— GIVEN TASK —
Please repeat all of the lines that follow, exactly as written.

Collected data entries:
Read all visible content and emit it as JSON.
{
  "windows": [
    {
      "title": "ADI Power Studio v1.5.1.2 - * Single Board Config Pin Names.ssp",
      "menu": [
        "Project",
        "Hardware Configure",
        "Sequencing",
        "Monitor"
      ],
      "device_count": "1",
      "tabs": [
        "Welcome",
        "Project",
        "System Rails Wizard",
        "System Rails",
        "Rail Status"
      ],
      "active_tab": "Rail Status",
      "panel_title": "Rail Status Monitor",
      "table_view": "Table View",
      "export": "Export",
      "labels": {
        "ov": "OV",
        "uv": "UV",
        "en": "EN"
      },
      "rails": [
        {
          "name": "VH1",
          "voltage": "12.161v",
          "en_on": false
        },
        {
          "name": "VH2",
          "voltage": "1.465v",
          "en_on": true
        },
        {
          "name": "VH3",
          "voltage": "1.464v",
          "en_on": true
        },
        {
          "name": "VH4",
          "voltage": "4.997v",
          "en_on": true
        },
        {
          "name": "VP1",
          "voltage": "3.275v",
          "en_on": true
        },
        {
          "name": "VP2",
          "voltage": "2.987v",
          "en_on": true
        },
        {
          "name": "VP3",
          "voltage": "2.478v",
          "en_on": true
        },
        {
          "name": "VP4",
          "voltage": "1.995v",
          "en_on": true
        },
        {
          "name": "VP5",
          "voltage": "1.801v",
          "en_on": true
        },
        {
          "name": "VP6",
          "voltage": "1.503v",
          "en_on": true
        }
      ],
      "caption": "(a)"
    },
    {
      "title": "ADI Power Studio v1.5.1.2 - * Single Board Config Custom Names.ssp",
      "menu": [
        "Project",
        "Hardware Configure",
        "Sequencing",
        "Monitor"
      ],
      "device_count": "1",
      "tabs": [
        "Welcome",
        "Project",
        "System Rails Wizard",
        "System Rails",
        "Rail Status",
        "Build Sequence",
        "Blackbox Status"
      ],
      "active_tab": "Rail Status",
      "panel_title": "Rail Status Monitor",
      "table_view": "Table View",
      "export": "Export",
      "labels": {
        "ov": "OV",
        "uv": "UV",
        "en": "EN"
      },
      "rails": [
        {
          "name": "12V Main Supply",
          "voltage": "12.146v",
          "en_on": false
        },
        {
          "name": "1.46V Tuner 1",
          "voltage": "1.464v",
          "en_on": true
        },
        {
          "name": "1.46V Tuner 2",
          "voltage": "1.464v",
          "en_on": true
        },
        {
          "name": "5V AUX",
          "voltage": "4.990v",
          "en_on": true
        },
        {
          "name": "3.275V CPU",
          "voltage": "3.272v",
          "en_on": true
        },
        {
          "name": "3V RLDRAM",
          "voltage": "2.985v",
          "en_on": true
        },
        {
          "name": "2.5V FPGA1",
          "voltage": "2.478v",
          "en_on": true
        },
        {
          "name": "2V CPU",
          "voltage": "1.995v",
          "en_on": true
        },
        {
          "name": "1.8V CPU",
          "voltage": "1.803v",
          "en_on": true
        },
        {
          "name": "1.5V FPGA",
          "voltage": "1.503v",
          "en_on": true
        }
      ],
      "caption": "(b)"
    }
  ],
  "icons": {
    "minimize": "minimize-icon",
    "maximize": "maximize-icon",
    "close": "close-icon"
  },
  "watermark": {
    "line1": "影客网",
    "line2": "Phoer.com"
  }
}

— THE RESPONSE —
Read all visible content and emit it as JSON.
{
  "windows": [
    {
      "title": "ADI Power Studio v1.5.1.2 - * Single Board Config Pin Names.ssp",
      "menu": [
        "Project",
        "Hardware Configure",
        "Sequencing",
        "Monitor"
      ],
      "device_count": "1",
      "tabs": [
        "Welcome",
        "Project",
        "System Rails Wizard",
        "System Rails",
        "Rail Status"
      ],
      "active_tab": "Rail Status",
      "panel_title": "Rail Status Monitor",
      "table_view": "Table View",
      "export": "Export",
      "labels": {
        "ov": "OV",
        "uv": "UV",
        "en": "EN"
      },
      "rails": [
        {
          "name": "VH1",
          "voltage": "12.161v",
          "en_on": false
        },
        {
          "name": "VH2",
          "voltage": "1.465v",
          "en_on": true
        },
        {
          "name": "VH3",
          "voltage": "1.464v",
          "en_on": true
        },
        {
          "name": "VH4",
          "voltage": "4.997v",
          "en_on": true
        },
        {
          "name": "VP1",
          "voltage": "3.275v",
          "en_on": true
        },
        {
          "name": "VP2",
          "voltage": "2.987v",
          "en_on": true
        },
        {
          "name": "VP3",
          "voltage": "2.478v",
          "en_on": true
        },
        {
          "name": "VP4",
          "voltage": "1.995v",
          "en_on": true
        },
        {
          "name": "VP5",
          "voltage": "1.801v",
          "en_on": true
        },
        {
          "name": "VP6",
          "voltage": "1.503v",
          "en_on": true
        }
      ],
      "caption": "(a)"
    },
    {
      "title": "ADI Power Studio v1.5.1.2 - * Single Board Config Custom Names.ssp",
      "menu": [
        "Project",
        "Hardware Configure",
        "Sequencing",
        "Monitor"
      ],
      "device_count": "1",
      "tabs": [
        "Welcome",
        "Project",
        "System Rails Wizard",
        "System Rails",
        "Rail Status",
        "Build Sequence",
        "Blackbox Status"
      ],
      "active_tab": "Rail Status",
      "panel_title": "Rail Status Monitor",
      "table_view": "Table View",
      "export": "Export",
      "labels": {
        "ov": "OV",
        "uv": "UV",
        "en": "EN"
      },
      "rails": [
        {
          "name": "12V Main Supply",
          "voltage": "12.146v",
          "en_on": false
        },
        {
          "name": "1.46V Tuner 1",
          "voltage": "1.464v",
          "en_on": true
        },
        {
          "name": "1.46V Tuner 2",
          "voltage": "1.464v",
          "en_on": true
        },
        {
          "name": "5V AUX",
          "voltage": "4.990v",
          "en_on": true
        },
        {
          "name": "3.275V CPU",
          "voltage": "3.272v",
          "en_on": true
        },
        {
          "name": "3V RLDRAM",
          "voltage": "2.985v",
          "en_on": true
        },
        {
          "name": "2.5V FPGA1",
          "voltage": "2.478v",
          "en_on": true
        },
        {
          "name": "2V CPU",
          "voltage": "1.995v",
          "en_on": true
        },
        {
          "name": "1.8V CPU",
          "voltage": "1.803v",
          "en_on": true
        },
        {
          "name": "1.5V FPGA",
          "voltage": "1.503v",
          "en_on": true
        }
      ],
      "caption": "(b)"
    }
  ],
  "icons": {
    "minimize": "minimize-icon",
    "maximize": "maximize-icon",
    "close": "close-icon"
  },
  "watermark": {
    "line1": "影客网",
    "line2": "Phoer.com"
  }
}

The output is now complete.